---- Data in this exercise

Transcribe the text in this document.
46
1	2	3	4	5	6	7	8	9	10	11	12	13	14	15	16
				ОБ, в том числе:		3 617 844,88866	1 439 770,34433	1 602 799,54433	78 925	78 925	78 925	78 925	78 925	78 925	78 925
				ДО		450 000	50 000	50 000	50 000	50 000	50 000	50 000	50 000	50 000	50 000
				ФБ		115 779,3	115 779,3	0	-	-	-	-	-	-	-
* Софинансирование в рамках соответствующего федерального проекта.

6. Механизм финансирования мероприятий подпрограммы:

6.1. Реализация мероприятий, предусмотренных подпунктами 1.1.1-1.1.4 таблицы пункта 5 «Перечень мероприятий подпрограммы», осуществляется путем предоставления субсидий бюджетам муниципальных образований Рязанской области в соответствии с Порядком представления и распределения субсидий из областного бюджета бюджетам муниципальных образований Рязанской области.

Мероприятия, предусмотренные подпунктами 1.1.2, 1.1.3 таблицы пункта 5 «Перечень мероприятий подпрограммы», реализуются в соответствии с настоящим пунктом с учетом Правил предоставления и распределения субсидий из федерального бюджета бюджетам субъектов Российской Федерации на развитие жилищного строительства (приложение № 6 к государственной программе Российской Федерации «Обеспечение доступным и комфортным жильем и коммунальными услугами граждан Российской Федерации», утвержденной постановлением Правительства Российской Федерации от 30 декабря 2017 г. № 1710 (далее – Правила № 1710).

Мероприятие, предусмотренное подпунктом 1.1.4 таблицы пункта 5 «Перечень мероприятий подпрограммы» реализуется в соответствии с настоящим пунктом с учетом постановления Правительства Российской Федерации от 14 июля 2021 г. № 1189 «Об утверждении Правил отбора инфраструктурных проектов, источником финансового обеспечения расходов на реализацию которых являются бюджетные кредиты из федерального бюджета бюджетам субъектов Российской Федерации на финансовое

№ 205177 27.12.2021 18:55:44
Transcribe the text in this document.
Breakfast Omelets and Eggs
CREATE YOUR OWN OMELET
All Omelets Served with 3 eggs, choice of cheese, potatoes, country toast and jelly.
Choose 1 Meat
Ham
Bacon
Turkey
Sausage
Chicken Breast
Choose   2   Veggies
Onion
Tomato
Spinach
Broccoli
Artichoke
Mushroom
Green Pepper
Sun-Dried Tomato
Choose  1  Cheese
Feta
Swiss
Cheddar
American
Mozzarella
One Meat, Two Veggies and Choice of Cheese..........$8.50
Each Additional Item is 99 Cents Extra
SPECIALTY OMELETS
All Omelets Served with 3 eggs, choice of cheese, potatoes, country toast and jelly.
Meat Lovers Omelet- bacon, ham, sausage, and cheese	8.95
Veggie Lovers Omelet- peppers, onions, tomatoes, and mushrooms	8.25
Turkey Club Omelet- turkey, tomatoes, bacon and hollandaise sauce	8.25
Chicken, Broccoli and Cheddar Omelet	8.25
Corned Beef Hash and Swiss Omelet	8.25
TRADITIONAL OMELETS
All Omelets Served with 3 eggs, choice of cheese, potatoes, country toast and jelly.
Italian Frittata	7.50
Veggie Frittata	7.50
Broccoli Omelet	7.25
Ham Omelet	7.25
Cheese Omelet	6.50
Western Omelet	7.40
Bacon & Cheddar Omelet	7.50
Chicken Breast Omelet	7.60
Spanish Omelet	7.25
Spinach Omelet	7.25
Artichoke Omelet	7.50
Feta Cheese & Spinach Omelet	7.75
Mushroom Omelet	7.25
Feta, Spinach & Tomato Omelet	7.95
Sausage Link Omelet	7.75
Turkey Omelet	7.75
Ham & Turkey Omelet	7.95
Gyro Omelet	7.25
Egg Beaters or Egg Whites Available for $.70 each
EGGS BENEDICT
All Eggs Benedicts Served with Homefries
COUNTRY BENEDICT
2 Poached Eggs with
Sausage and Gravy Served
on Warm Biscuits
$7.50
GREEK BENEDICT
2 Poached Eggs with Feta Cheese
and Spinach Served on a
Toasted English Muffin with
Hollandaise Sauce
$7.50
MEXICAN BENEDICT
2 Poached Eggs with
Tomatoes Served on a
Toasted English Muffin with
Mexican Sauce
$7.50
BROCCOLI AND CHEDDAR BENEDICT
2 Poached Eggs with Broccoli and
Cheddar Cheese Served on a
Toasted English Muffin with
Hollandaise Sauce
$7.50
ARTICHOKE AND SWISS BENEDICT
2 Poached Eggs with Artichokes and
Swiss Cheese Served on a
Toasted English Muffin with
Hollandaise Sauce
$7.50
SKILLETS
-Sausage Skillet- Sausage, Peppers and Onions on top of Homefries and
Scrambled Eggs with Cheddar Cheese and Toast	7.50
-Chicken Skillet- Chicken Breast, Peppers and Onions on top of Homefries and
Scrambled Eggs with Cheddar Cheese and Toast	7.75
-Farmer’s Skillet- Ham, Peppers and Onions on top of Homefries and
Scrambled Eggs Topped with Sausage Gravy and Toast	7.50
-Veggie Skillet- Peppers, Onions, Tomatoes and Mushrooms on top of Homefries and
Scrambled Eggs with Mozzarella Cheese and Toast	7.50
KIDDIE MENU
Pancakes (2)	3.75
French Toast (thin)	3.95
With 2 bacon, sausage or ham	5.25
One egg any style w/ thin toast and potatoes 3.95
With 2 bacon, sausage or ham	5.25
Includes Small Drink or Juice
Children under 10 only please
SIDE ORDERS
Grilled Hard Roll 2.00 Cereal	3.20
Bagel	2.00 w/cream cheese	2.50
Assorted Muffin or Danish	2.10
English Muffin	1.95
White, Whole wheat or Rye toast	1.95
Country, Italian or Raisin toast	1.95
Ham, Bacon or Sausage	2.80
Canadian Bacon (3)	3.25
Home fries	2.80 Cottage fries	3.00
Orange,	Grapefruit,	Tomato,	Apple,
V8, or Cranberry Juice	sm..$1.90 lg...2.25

--------

_Exercise task_.
Copy each line that contains the word "Gravy".

_Reply_.
Sausage and Gravy Served
Scrambled Eggs Topped with Sausage Gravy and Toast	7.50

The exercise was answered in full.